**SHORT TASK**
Gather up all lines that carry the word "эстетике".

**Data records**
——
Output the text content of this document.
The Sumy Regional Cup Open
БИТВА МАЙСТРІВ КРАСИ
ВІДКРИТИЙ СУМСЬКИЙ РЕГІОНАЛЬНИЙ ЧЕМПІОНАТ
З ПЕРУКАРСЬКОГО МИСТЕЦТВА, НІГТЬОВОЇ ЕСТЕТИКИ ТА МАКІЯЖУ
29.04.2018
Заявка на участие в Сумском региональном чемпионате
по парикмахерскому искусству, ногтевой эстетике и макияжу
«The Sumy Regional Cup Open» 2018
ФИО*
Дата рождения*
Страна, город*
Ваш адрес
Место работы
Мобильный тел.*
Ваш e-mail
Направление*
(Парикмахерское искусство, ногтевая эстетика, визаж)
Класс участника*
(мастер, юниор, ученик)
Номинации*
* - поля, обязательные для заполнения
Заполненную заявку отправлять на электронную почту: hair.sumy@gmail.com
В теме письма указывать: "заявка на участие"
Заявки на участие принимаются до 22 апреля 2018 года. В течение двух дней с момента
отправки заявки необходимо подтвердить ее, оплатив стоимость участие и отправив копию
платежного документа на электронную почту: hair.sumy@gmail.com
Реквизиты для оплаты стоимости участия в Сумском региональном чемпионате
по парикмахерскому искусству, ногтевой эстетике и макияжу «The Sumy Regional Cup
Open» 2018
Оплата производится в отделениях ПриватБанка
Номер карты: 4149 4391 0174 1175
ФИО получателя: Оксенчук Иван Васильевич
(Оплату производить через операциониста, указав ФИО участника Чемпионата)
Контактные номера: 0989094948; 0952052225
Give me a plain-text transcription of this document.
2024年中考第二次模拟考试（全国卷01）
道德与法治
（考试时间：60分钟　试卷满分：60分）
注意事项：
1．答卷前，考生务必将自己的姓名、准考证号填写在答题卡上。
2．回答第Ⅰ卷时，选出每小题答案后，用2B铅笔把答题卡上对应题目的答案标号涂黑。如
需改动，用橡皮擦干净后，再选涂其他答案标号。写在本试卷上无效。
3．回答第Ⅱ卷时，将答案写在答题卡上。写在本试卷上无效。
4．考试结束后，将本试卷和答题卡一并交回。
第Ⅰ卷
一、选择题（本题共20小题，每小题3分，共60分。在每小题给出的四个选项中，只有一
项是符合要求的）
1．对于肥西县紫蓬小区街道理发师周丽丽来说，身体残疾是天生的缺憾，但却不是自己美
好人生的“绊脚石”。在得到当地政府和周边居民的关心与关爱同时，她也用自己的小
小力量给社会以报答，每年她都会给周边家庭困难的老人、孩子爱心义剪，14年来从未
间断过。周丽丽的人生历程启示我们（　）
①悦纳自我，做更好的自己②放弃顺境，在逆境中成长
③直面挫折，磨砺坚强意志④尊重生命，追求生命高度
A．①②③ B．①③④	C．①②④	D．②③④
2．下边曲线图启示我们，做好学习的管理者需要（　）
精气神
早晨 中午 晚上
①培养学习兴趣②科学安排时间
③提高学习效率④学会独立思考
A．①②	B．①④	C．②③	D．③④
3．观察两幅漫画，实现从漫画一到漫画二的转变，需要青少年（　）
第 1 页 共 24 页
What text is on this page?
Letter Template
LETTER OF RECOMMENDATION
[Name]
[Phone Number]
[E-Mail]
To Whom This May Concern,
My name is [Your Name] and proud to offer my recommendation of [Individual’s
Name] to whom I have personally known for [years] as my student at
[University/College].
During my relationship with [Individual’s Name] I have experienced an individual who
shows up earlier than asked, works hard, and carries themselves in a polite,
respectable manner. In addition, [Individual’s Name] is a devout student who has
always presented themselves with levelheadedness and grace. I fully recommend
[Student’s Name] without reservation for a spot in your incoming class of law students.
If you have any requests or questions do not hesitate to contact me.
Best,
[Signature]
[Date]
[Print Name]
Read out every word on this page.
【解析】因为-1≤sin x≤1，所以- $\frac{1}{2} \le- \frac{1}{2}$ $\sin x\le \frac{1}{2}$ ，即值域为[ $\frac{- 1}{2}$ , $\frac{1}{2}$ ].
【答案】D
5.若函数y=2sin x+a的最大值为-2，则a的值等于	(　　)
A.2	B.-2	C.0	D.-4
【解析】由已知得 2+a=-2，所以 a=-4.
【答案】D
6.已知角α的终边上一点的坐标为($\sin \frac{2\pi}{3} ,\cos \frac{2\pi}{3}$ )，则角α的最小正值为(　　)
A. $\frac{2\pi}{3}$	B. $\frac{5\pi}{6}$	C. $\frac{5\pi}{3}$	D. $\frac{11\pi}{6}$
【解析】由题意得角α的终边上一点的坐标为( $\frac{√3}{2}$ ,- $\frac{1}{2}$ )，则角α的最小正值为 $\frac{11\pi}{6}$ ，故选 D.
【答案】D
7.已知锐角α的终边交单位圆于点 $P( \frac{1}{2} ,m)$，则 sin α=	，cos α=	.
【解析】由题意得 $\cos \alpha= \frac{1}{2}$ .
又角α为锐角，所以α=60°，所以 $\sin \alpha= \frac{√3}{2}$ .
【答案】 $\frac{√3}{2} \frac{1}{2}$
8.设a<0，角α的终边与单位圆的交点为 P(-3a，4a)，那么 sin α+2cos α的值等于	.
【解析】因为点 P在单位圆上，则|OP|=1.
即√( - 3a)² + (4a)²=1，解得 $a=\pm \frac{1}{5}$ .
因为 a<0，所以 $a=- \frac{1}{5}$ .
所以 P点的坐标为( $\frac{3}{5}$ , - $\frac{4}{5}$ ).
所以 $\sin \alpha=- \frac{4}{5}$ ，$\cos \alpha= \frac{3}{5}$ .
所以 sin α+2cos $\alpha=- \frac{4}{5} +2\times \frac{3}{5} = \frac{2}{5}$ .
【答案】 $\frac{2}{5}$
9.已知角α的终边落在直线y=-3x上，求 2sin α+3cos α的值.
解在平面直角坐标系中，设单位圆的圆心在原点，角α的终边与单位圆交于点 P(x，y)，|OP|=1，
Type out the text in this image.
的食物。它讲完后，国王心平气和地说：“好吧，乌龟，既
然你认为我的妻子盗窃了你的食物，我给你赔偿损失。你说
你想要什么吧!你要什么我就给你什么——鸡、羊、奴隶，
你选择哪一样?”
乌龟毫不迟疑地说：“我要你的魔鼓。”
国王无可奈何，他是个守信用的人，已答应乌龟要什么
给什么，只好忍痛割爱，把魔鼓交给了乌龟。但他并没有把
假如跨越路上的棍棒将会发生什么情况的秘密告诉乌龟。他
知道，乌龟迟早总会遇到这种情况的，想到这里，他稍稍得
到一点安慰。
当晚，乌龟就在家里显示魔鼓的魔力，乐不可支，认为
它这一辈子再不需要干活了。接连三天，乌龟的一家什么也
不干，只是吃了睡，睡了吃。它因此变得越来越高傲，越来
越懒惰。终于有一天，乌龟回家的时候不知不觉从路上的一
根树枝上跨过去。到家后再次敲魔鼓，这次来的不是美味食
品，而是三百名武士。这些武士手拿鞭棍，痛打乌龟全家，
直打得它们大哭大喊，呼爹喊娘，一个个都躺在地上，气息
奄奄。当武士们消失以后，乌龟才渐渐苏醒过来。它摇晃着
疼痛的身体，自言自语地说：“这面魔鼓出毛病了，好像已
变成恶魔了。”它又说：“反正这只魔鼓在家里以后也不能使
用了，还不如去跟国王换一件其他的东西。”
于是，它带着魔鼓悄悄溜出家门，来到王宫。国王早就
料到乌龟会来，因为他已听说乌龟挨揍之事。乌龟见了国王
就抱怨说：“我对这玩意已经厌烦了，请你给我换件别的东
——
**FINISHED TASK**
по парикмахерскому искусству, ногтевой эстетике и макияжу
по парикмахерскому искусству, ногтевой эстетике и макияжу «The Sumy Regional Cup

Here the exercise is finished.